0

My data.frame is stateData and when I execute stateData[order(stateData$"heart failure"),], with heart failure being a column name, I'm getting my dataframe back with the heart failure column having increasing values like this:

10.0, 10.1, 10.3, 10.7, 15.0, 15.1, 15.9, 8.1, 8.3, 8.9, 9.0, 9.1

Here are details:
dput(head(stateData)) heart failure = structure(c(97L, 44L, 25L, 6L, 52L, 57L ), .Label = c("10.0", "7.2", "7.3", "7.4", "7.5", "7.6", "7.7", "7.8", "7.9", "8.0", "8.1", "8.2", "8.3", "8.4", "8.5", "8.6", "8.7", "8.8", "8.9", "9.0", "9.1", "9.2", "9.3", "9.4", "9.5", "9.6", "9.7", "9.8", "9.9", "Not Available"), class = "factor"),

Why is it not sorting it all the way?

Any help is appreciated! Thank you!

Edit: Here is my solution! I got it, thanks for all of the advice!

stateData[,"heart failure"] <- as.numeric(levels(stateData["heart failure"])[stateData[,"heart failure"]])

OBJECTIVE -
Please state the class that the dput output in the forum post gives for the heart failure column. This material has no connection to the forum post.

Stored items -

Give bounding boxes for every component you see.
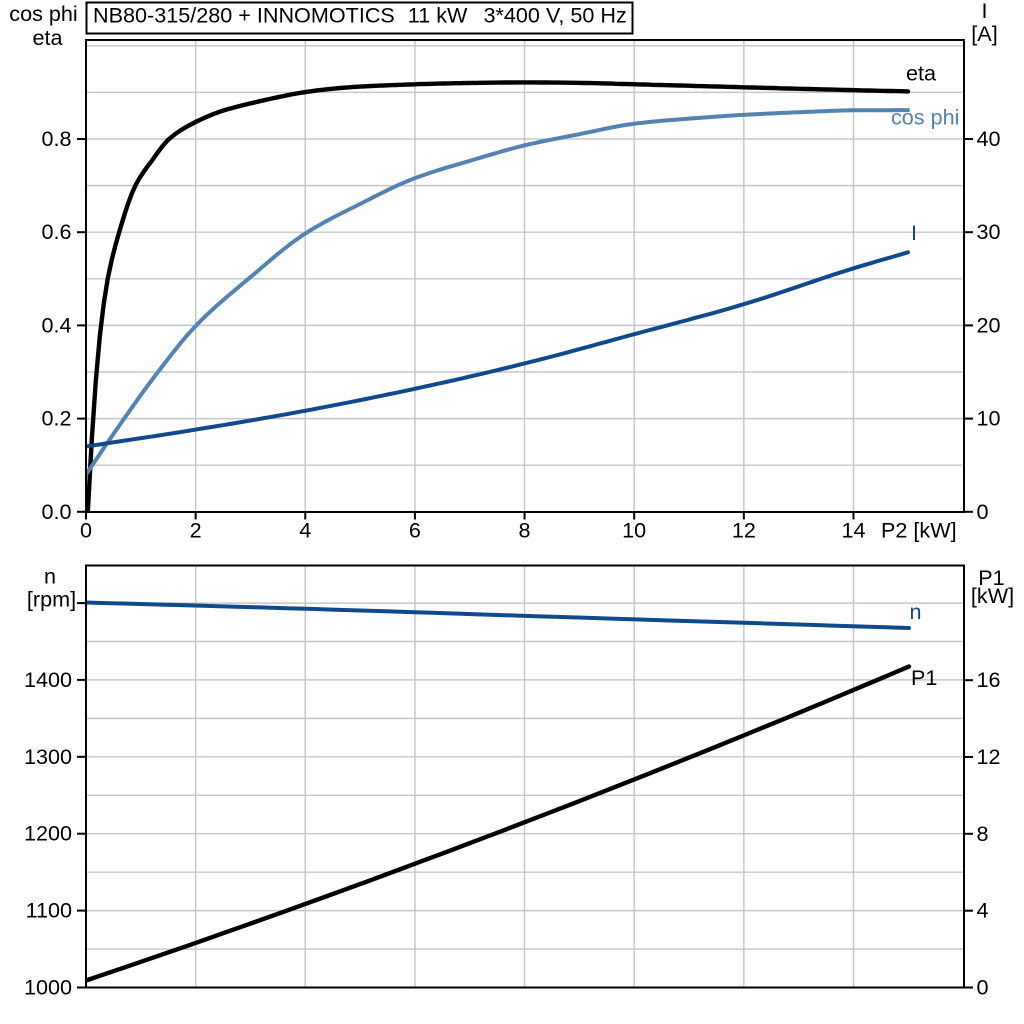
svg-text:cos phi: cos phi — [9, 1, 77, 26]
svg-text:I: I — [911, 220, 917, 245]
svg-text:2: 2 — [190, 518, 202, 543]
svg-text:0.0: 0.0 — [41, 499, 71, 524]
svg-text:P1: P1 — [978, 565, 1004, 590]
svg-text:16: 16 — [977, 667, 1001, 692]
svg-text:4: 4 — [299, 518, 311, 543]
svg-text:eta: eta — [906, 61, 937, 86]
svg-text:P2 [kW]: P2 [kW] — [881, 518, 957, 543]
svg-text:cos phi: cos phi — [891, 104, 959, 129]
svg-text:12: 12 — [977, 744, 1001, 769]
svg-text:1100: 1100 — [26, 898, 72, 923]
svg-text:1000: 1000 — [24, 975, 72, 1000]
svg-text:0.8: 0.8 — [41, 126, 71, 151]
svg-text:40: 40 — [977, 126, 1001, 151]
svg-text:1300: 1300 — [24, 744, 72, 769]
svg-text:[kW]: [kW] — [971, 583, 1014, 608]
svg-text:1200: 1200 — [24, 821, 72, 846]
svg-text:0.2: 0.2 — [41, 406, 71, 431]
svg-text:n: n — [909, 599, 921, 624]
svg-text:eta: eta — [32, 25, 63, 50]
svg-text:0: 0 — [977, 499, 989, 524]
svg-text:30: 30 — [977, 219, 1001, 244]
svg-text:8: 8 — [519, 518, 531, 543]
svg-text:4: 4 — [977, 898, 989, 923]
svg-text:3*400 V, 50 Hz: 3*400 V, 50 Hz — [484, 2, 627, 27]
svg-text:20: 20 — [977, 312, 1001, 337]
svg-text:12: 12 — [732, 518, 756, 543]
svg-text:0: 0 — [977, 975, 989, 1000]
svg-text:10: 10 — [622, 518, 646, 543]
svg-text:0.6: 0.6 — [41, 219, 71, 244]
svg-text:10: 10 — [977, 406, 1001, 431]
svg-text:[A]: [A] — [971, 21, 997, 46]
svg-text:14: 14 — [841, 518, 865, 543]
svg-text:P1: P1 — [911, 665, 937, 690]
svg-text:I: I — [982, 0, 988, 23]
svg-text:n: n — [44, 564, 56, 589]
svg-text:1400: 1400 — [24, 667, 72, 692]
svg-text:0.4: 0.4 — [41, 312, 71, 337]
svg-text:6: 6 — [409, 518, 421, 543]
svg-text:[rpm]: [rpm] — [27, 587, 76, 612]
svg-text:NB80-315/280 + INNOMOTICS: NB80-315/280 + INNOMOTICS — [93, 2, 395, 27]
svg-text:0: 0 — [80, 518, 92, 543]
svg-text:11 kW: 11 kW — [408, 2, 468, 27]
svg-text:8: 8 — [977, 821, 989, 846]
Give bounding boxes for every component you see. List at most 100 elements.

OUTPUT BELOW -
factor